» Aim of the exercise:
Make an exact copy of the records, with the pictures left out.
┏━━
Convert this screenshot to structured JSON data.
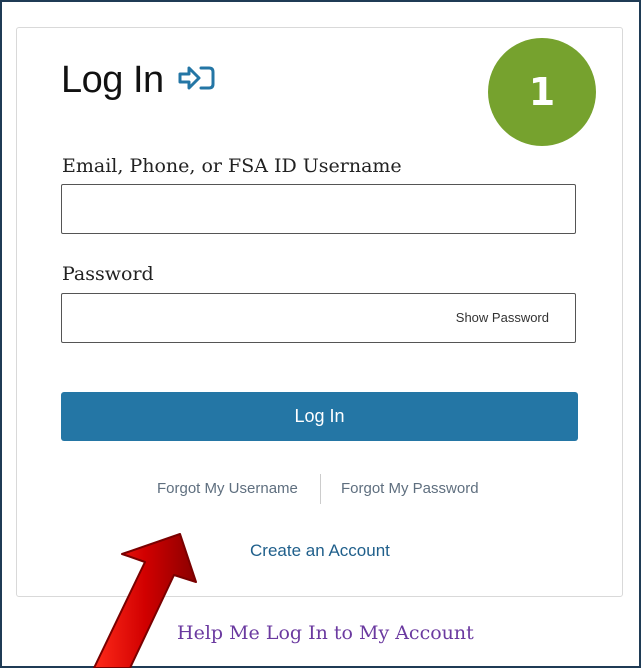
{
  "login": {
    "title": "Log In",
    "step_number": "1",
    "email_label": "Email, Phone, or FSA ID Username",
    "email_value": "",
    "password_label": "Password",
    "password_value": "",
    "show_password": "Show Password",
    "submit_label": "Log In",
    "forgot_username": "Forgot My Username",
    "forgot_password": "Forgot My Password",
    "create_account": "Create an Account",
    "help_link": "Help Me Log In to My Account"
  },
  "colors": {
    "button_blue": "#2476a5",
    "badge_green": "#76a22e",
    "help_purple": "#6b3aa0",
    "arrow_red": "#d10000"
  },
  "icons": {
    "title_icon": "login-arrow-icon",
    "annotation": "red-arrow-icon"
  }
}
┗━━
» Result:
Convert this screenshot to structured JSON data.
{
  "login": {
    "title": "Log In",
    "step_number": "1",
    "email_label": "Email, Phone, or FSA ID Username",
    "email_value": "",
    "password_label": "Password",
    "password_value": "",
    "show_password": "Show Password",
    "submit_label": "Log In",
    "forgot_username": "Forgot My Username",
    "forgot_password": "Forgot My Password",
    "create_account": "Create an Account",
    "help_link": "Help Me Log In to My Account"
  },
  "colors": {
    "button_blue": "#2476a5",
    "badge_green": "#76a22e",
    "help_purple": "#6b3aa0",
    "arrow_red": "#d10000"
  },
  "icons": {
    "title_icon": "login-arrow-icon",
    "annotation": "red-arrow-icon"
  }
}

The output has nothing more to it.